◆ **HOW TO COMPLETE THIS TASK**
A complete answer includes every line below with the word "economy".

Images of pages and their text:
━━━

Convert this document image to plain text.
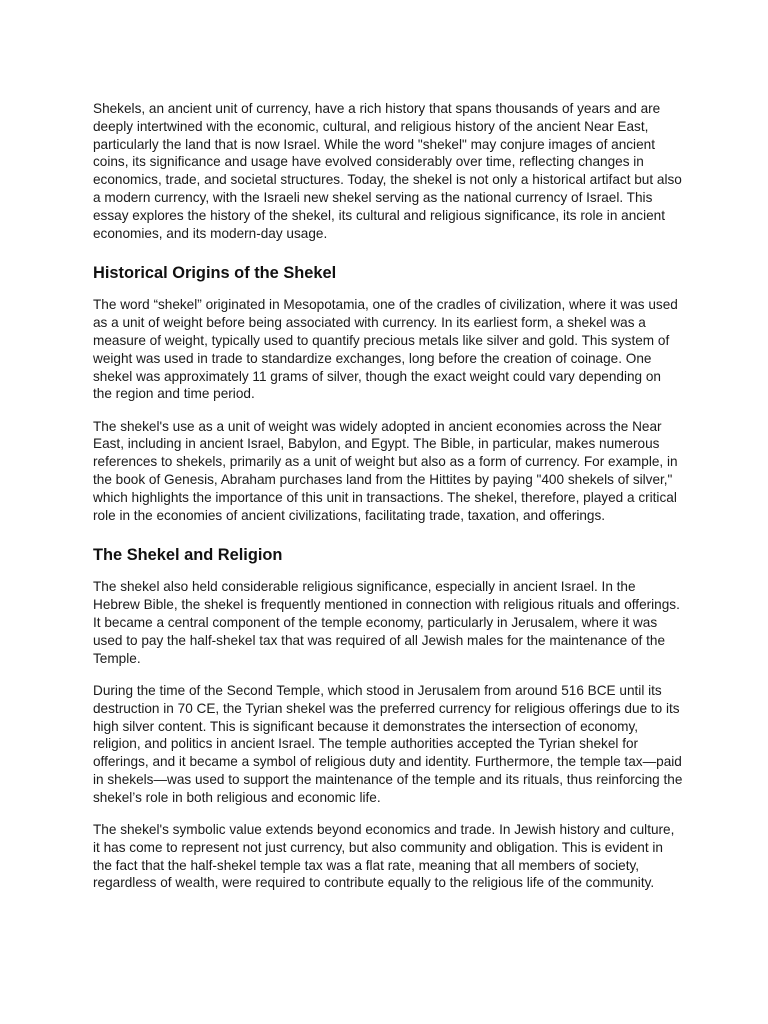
Shekels, an ancient unit of currency, have a rich history that spans thousands of years and are deeply intertwined with the economic, cultural, and religious history of the ancient Near East, particularly the land that is now Israel. While the word "shekel" may conjure images of ancient coins, its significance and usage have evolved considerably over time, reflecting changes in economics, trade, and societal structures. Today, the shekel is not only a historical artifact but also a modern currency, with the Israeli new shekel serving as the national currency of Israel. This essay explores the history of the shekel, its cultural and religious significance, its role in ancient economies, and its modern-day usage.

Historical Origins of the Shekel

The word “shekel” originated in Mesopotamia, one of the cradles of civilization, where it was used as a unit of weight before being associated with currency. In its earliest form, a shekel was a measure of weight, typically used to quantify precious metals like silver and gold. This system of weight was used in trade to standardize exchanges, long before the creation of coinage. One shekel was approximately 11 grams of silver, though the exact weight could vary depending on the region and time period.

The shekel's use as a unit of weight was widely adopted in ancient economies across the Near East, including in ancient Israel, Babylon, and Egypt. The Bible, in particular, makes numerous references to shekels, primarily as a unit of weight but also as a form of currency. For example, in the book of Genesis, Abraham purchases land from the Hittites by paying "400 shekels of silver," which highlights the importance of this unit in transactions. The shekel, therefore, played a critical role in the economies of ancient civilizations, facilitating trade, taxation, and offerings.

The Shekel and Religion

The shekel also held considerable religious significance, especially in ancient Israel. In the Hebrew Bible, the shekel is frequently mentioned in connection with religious rituals and offerings. It became a central component of the temple economy, particularly in Jerusalem, where it was used to pay the half-shekel tax that was required of all Jewish males for the maintenance of the Temple.

During the time of the Second Temple, which stood in Jerusalem from around 516 BCE until its destruction in 70 CE, the Tyrian shekel was the preferred currency for religious offerings due to its high silver content. This is significant because it demonstrates the intersection of economy, religion, and politics in ancient Israel. The temple authorities accepted the Tyrian shekel for offerings, and it became a symbol of religious duty and identity. Furthermore, the temple tax—paid in shekels—was used to support the maintenance of the temple and its rituals, thus reinforcing the shekel’s role in both religious and economic life.

The shekel's symbolic value extends beyond economics and trade. In Jewish history and culture, it has come to represent not just currency, but also community and obligation. This is evident in the fact that the half-shekel temple tax was a flat rate, meaning that all members of society, regardless of wealth, were required to contribute equally to the religious life of the community.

━━━

◆ **EXERCISE OUTPUT**
The shekel also held considerable religious significance, especially in ancient Israel. In the Hebrew Bible, the shekel is frequently mentioned in connection with religious rituals and offerings. It became a central component of the temple economy, particularly in Jerusalem, where it was used to pay the half-shekel tax that was required of all Jewish males for the maintenance of the Temple.
During the time of the Second Temple, which stood in Jerusalem from around 516 BCE until its destruction in 70 CE, the Tyrian shekel was the preferred currency for religious offerings due to its high silver content. This is significant because it demonstrates the intersection of economy, religion, and politics in ancient Israel. The temple authorities accepted the Tyrian shekel for offerings, and it became a symbol of religious duty and identity. Furthermore, the temple tax—paid in shekels—was used to support the maintenance of the temple and its rituals, thus reinforcing the shekel’s role in both religious and economic life.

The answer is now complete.